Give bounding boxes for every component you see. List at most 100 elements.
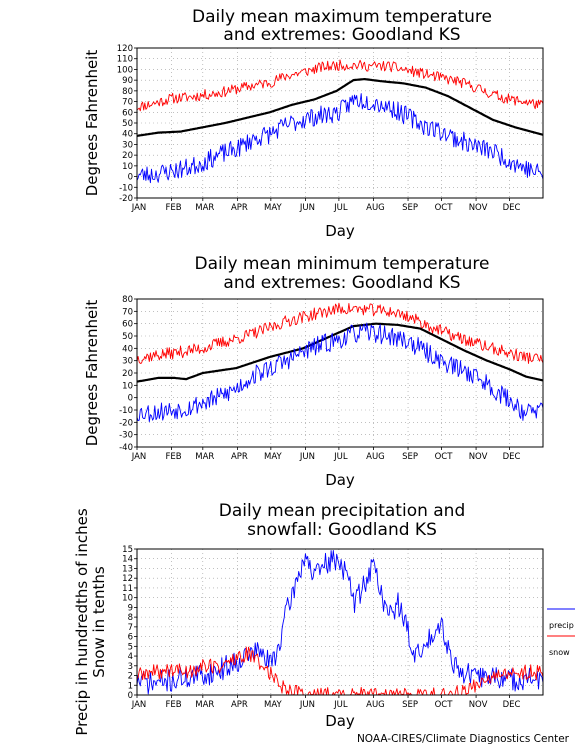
series-line-record-high bbox=[136, 59, 544, 112]
x-tick-label: JUL bbox=[333, 203, 348, 213]
y-tick-label: 13 bbox=[122, 564, 133, 574]
x-tick-label: OCT bbox=[435, 700, 454, 710]
y-axis-label: Degrees Fahrenheit bbox=[83, 300, 101, 447]
x-tick-label: MAY bbox=[264, 203, 282, 213]
x-tick-label: NOV bbox=[469, 700, 488, 710]
y-tick-label: -20 bbox=[119, 418, 133, 428]
chart-title-line: and extremes: Goodland KS bbox=[223, 273, 460, 293]
y-tick-label: 120 bbox=[117, 44, 133, 54]
y-tick-label: -40 bbox=[119, 443, 133, 453]
x-tick-label: JUN bbox=[299, 700, 315, 710]
x-tick-label: DEC bbox=[503, 452, 521, 462]
credit-text: NOAA-CIRES/Climate Diagnostics Center bbox=[357, 733, 570, 745]
x-tick-label: AUG bbox=[366, 452, 385, 462]
chart-title-line: Daily mean maximum temperature bbox=[192, 7, 492, 27]
y-tick-label: 70 bbox=[122, 98, 133, 108]
x-tick-label: JUN bbox=[299, 452, 315, 462]
y-tick-label: 80 bbox=[122, 87, 133, 97]
series-line-record-low bbox=[136, 322, 544, 423]
x-axis-label: Day bbox=[325, 712, 355, 730]
y-tick-label: 10 bbox=[122, 162, 133, 172]
x-tick-label: JAN bbox=[131, 203, 147, 213]
series-line-precip bbox=[136, 549, 544, 695]
y-tick-label: 60 bbox=[122, 108, 133, 118]
x-tick-label: MAY bbox=[264, 452, 282, 462]
legend-label-snow: snow bbox=[549, 648, 570, 657]
x-tick-label: MAR bbox=[195, 203, 214, 213]
y-tick-label: 90 bbox=[122, 76, 133, 86]
y-tick-label: 2 bbox=[128, 672, 133, 682]
y-tick-label: 40 bbox=[122, 130, 133, 140]
x-tick-label: FEB bbox=[166, 452, 182, 462]
x-tick-label: APR bbox=[231, 203, 248, 213]
series-line-record-low bbox=[136, 93, 544, 184]
x-tick-label: NOV bbox=[469, 452, 488, 462]
x-tick-label: OCT bbox=[435, 203, 454, 213]
series-line-mean bbox=[136, 77, 544, 137]
x-tick-label: AUG bbox=[366, 700, 385, 710]
x-tick-label: JAN bbox=[131, 700, 147, 710]
y-tick-label: 10 bbox=[122, 594, 133, 604]
y-tick-label: 0 bbox=[128, 394, 133, 404]
y-tick-label: 9 bbox=[128, 603, 133, 613]
series-line-record-high bbox=[136, 302, 544, 364]
y-tick-label: 50 bbox=[122, 119, 133, 129]
x-tick-label: SEP bbox=[402, 452, 418, 462]
y-axis-label: Precip in hundredths of inches bbox=[73, 508, 91, 735]
y-tick-label: 4 bbox=[128, 652, 133, 662]
x-axis-label: Day bbox=[325, 471, 355, 489]
y-tick-label: 100 bbox=[117, 65, 133, 75]
chart-title-line: Daily mean precipitation and bbox=[219, 501, 466, 521]
y-tick-label: 7 bbox=[128, 623, 133, 633]
y-tick-label: 12 bbox=[122, 574, 133, 584]
x-tick-label: JUL bbox=[333, 452, 348, 462]
x-tick-label: JUL bbox=[333, 700, 348, 710]
x-tick-label: SEP bbox=[402, 203, 418, 213]
plot-frame bbox=[136, 548, 544, 696]
y-tick-label: 110 bbox=[117, 55, 133, 65]
y-tick-label: 80 bbox=[122, 295, 133, 305]
x-tick-label: MAR bbox=[195, 452, 214, 462]
y-tick-label: 0 bbox=[128, 173, 133, 183]
chart-title-line: snowfall: Goodland KS bbox=[247, 520, 437, 540]
x-tick-label: SEP bbox=[402, 700, 418, 710]
x-tick-label: FEB bbox=[166, 700, 182, 710]
plot-frame bbox=[136, 47, 544, 199]
y-tick-label: -10 bbox=[119, 406, 133, 416]
y-tick-label: 1 bbox=[128, 681, 133, 691]
x-tick-label: AUG bbox=[366, 203, 385, 213]
y-tick-label: 60 bbox=[122, 320, 133, 330]
x-tick-label: JAN bbox=[131, 452, 147, 462]
y-tick-label: 20 bbox=[122, 151, 133, 161]
x-tick-label: APR bbox=[231, 452, 248, 462]
y-tick-label: 8 bbox=[128, 613, 133, 623]
plot-frame bbox=[136, 298, 544, 448]
y-tick-label: 30 bbox=[122, 357, 133, 367]
x-tick-label: APR bbox=[231, 700, 248, 710]
y-axis-label: Snow in tenths bbox=[90, 566, 108, 678]
x-tick-label: OCT bbox=[435, 452, 454, 462]
x-axis-label: Day bbox=[325, 222, 355, 240]
y-tick-label: 6 bbox=[128, 633, 133, 643]
y-tick-label: 11 bbox=[122, 584, 133, 594]
x-tick-label: DEC bbox=[503, 700, 521, 710]
y-tick-label: 70 bbox=[122, 307, 133, 317]
series-line-snow bbox=[136, 646, 544, 696]
x-tick-label: MAR bbox=[195, 700, 214, 710]
y-axis-label: Degrees Fahrenheit bbox=[83, 50, 101, 197]
y-tick-label: 3 bbox=[128, 662, 133, 672]
y-tick-label: 50 bbox=[122, 332, 133, 342]
y-tick-label: 15 bbox=[122, 545, 133, 555]
x-tick-label: MAY bbox=[264, 700, 282, 710]
y-tick-label: 5 bbox=[128, 642, 133, 652]
y-tick-label: 0 bbox=[128, 691, 133, 701]
legend-label-precip: precip bbox=[549, 621, 574, 630]
y-tick-label: 20 bbox=[122, 369, 133, 379]
x-tick-label: DEC bbox=[503, 203, 521, 213]
y-tick-label: 30 bbox=[122, 140, 133, 150]
x-tick-label: FEB bbox=[166, 203, 182, 213]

-*-*-

## Required task
Reproduce the material word for word, starting at the line that contains "series-line-record-high bbox=[136, 59, 544, 112]" and stopping after the line that contains "x-tick-label: APR bbox=[231, 203, 248, 213]".

## Final result
series-line-record-high bbox=[136, 59, 544, 112]
x-tick-label: JUL bbox=[333, 203, 348, 213]
y-tick-label: 13 bbox=[122, 564, 133, 574]
x-tick-label: OCT bbox=[435, 700, 454, 710]
y-axis-label: Degrees Fahrenheit bbox=[83, 300, 101, 447]
x-tick-label: MAY bbox=[264, 203, 282, 213]
x-tick-label: NOV bbox=[469, 700, 488, 710]
y-tick-label: -20 bbox=[119, 418, 133, 428]
chart-title-line: and extremes: Goodland KS bbox=[223, 273, 460, 293]
y-tick-label: 120 bbox=[117, 44, 133, 54]
y-tick-label: -40 bbox=[119, 443, 133, 453]
x-tick-label: JUN bbox=[299, 700, 315, 710]
x-tick-label: DEC bbox=[503, 452, 521, 462]
credit-text: NOAA-CIRES/Climate Diagnostics Center bbox=[357, 733, 570, 745]
x-tick-label: AUG bbox=[366, 452, 385, 462]
chart-title-line: Daily mean maximum temperature bbox=[192, 7, 492, 27]
y-tick-label: 70 bbox=[122, 98, 133, 108]
x-tick-label: JUN bbox=[299, 452, 315, 462]
y-tick-label: 80 bbox=[122, 87, 133, 97]
series-line-record-low bbox=[136, 322, 544, 423]
x-axis-label: Day bbox=[325, 712, 355, 730]
y-tick-label: 10 bbox=[122, 162, 133, 172]
x-tick-label: JAN bbox=[131, 203, 147, 213]
series-line-precip bbox=[136, 549, 544, 695]
y-tick-label: 60 bbox=[122, 108, 133, 118]
x-tick-label: MAY bbox=[264, 452, 282, 462]
legend-label-snow: snow bbox=[549, 648, 570, 657]
x-tick-label: MAR bbox=[195, 203, 214, 213]
y-tick-label: 90 bbox=[122, 76, 133, 86]
y-tick-label: 2 bbox=[128, 672, 133, 682]
y-tick-label: 40 bbox=[122, 130, 133, 140]
x-tick-label: FEB bbox=[166, 452, 182, 462]
x-tick-label: APR bbox=[231, 203, 248, 213]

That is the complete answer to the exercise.